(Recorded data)
==*==
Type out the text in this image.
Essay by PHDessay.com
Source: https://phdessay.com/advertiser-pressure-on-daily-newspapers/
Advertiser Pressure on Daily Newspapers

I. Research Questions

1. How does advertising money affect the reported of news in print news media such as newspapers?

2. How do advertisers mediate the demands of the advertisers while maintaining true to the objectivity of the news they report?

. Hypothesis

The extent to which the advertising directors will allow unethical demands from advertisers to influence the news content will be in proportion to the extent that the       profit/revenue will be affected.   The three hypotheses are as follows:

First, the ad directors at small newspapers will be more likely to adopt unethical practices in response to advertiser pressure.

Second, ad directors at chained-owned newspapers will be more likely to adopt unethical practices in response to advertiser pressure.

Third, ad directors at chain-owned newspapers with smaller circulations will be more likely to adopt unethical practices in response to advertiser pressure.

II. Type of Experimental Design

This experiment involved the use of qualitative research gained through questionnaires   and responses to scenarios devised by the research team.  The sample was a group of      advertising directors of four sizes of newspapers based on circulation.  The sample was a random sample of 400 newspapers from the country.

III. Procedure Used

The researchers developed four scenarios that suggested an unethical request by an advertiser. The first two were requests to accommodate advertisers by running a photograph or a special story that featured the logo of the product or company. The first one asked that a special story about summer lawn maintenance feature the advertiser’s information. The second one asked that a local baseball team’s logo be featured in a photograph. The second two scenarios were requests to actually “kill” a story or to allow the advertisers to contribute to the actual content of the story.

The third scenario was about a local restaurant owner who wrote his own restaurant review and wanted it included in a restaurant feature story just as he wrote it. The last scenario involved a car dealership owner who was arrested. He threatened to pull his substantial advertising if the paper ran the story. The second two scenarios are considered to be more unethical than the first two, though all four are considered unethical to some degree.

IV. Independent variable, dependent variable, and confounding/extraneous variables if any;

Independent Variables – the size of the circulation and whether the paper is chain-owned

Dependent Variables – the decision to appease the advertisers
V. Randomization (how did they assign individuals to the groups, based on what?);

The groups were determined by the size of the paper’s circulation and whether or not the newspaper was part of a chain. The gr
==*==
- Your objective
Copy every line above that includes the string "Type".

- Solution
Type out the text in this image.
II. Type of Experimental Design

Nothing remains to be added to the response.